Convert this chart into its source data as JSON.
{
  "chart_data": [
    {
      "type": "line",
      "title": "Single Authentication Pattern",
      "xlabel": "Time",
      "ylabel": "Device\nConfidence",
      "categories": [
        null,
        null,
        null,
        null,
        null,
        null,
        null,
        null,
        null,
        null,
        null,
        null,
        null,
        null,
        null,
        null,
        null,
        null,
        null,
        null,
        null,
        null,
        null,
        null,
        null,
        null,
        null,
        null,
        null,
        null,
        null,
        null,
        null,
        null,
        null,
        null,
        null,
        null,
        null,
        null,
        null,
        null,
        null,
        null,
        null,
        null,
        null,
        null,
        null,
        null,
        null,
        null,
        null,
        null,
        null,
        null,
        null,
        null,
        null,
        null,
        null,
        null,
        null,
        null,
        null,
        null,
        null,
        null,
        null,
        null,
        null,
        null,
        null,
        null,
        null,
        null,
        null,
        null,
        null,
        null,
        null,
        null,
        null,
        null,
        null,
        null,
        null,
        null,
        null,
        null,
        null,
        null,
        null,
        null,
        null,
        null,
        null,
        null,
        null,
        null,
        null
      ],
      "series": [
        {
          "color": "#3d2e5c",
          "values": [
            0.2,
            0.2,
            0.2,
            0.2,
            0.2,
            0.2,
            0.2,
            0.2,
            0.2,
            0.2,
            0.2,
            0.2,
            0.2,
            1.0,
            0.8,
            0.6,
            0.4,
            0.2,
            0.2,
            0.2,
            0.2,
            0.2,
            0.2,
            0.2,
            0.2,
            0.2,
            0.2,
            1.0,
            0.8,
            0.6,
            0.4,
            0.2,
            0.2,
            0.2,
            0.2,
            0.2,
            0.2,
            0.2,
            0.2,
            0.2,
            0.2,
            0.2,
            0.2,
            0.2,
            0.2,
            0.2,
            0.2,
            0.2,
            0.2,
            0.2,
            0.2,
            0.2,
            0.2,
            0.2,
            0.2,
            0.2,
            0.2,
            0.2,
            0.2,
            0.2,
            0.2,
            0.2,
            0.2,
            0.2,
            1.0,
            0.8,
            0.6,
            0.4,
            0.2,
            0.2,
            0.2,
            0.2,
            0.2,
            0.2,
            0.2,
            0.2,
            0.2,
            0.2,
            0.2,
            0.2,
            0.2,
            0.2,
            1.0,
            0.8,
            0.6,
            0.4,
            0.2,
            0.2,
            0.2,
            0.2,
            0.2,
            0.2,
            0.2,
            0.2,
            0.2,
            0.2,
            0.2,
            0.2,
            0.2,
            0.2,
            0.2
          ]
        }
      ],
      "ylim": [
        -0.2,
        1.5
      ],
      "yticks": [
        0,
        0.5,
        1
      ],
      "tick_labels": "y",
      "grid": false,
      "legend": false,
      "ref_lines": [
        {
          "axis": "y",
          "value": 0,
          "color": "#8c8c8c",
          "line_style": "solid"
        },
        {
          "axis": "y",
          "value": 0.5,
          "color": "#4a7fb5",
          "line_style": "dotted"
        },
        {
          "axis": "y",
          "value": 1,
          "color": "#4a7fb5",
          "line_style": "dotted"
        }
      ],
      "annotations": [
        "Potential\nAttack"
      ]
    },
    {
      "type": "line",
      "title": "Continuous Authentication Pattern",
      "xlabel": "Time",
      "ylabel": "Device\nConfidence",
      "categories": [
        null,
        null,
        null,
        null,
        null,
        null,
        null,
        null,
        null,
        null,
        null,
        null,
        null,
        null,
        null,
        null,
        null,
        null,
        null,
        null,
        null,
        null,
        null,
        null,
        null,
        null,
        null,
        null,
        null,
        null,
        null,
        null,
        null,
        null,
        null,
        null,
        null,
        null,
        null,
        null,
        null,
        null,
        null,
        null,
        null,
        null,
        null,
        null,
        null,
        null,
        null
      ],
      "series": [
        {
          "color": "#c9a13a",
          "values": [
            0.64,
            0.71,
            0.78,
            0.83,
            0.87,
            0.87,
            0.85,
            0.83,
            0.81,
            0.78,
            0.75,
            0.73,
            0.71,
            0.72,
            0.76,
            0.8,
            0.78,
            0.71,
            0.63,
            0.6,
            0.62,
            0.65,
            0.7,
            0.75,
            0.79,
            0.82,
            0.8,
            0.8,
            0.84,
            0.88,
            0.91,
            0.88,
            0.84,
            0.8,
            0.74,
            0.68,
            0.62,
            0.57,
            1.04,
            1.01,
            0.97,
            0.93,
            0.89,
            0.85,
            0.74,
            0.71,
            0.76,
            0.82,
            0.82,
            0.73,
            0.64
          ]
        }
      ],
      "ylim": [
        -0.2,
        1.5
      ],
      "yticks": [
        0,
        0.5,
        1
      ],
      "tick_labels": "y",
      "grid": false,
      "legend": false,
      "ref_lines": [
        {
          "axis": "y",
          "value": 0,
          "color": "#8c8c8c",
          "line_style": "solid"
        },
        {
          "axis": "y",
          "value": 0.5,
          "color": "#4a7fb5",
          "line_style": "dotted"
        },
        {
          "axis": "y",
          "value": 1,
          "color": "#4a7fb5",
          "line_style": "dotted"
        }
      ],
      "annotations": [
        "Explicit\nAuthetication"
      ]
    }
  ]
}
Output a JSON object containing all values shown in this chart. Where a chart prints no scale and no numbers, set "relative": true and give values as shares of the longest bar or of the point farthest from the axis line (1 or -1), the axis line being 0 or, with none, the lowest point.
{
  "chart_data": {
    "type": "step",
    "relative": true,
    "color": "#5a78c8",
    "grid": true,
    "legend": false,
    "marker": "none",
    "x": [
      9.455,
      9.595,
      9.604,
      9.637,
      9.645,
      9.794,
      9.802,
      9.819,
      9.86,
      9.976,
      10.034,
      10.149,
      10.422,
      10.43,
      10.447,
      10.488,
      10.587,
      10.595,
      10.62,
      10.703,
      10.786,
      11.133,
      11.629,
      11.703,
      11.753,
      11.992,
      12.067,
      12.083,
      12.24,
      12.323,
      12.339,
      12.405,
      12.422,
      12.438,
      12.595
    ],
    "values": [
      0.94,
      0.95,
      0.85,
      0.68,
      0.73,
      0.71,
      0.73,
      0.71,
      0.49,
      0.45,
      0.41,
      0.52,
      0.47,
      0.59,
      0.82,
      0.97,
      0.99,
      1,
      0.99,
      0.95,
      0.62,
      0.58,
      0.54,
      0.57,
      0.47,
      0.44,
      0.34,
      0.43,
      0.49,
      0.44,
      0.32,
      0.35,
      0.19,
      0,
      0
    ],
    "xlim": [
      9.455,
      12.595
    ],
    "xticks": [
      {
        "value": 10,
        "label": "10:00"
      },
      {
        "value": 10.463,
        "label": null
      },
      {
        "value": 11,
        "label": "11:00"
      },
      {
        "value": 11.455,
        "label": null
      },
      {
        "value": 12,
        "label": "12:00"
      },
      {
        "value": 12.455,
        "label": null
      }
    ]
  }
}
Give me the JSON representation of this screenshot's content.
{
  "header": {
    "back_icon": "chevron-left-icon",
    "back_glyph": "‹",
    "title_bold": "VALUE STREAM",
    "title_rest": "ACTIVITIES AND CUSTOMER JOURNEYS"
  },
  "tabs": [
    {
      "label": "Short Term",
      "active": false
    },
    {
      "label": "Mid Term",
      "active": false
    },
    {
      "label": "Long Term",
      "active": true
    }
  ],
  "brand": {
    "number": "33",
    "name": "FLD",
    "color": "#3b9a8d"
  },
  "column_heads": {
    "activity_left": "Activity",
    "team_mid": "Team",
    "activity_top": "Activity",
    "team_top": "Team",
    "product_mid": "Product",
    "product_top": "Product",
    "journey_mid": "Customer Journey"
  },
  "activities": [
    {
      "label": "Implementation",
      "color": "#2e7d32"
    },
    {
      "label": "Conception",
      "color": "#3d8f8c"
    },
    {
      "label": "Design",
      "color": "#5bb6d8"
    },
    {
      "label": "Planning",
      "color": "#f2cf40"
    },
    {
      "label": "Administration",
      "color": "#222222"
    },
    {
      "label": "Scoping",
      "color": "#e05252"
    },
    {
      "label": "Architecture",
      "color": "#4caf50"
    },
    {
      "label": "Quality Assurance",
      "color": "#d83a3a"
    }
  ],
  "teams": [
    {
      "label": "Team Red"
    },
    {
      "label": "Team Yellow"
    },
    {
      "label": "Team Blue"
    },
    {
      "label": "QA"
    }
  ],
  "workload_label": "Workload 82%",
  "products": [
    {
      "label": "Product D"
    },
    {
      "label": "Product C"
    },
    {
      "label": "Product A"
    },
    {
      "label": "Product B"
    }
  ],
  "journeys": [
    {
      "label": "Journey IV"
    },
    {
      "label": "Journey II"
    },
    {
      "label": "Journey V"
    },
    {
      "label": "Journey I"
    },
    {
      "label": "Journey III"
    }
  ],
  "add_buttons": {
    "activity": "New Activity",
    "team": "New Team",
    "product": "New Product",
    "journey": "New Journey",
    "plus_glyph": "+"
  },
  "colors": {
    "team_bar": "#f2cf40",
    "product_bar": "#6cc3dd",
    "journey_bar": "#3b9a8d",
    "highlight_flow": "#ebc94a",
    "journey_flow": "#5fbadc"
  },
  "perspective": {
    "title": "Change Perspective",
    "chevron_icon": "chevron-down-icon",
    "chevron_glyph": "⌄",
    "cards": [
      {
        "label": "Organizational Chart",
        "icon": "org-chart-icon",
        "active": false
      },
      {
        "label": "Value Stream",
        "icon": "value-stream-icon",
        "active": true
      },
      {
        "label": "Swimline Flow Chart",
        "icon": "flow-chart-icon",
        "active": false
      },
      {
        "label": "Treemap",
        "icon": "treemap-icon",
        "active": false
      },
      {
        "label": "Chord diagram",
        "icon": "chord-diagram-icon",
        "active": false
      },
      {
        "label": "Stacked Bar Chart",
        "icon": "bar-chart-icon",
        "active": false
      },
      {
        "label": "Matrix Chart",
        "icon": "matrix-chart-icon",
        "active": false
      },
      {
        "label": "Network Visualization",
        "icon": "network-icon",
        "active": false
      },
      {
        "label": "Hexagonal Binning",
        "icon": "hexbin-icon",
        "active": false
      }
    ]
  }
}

________________

*Directions*. Find how many lines in the listing contain the word "Authentication" and give that count alone.

*Response*. 2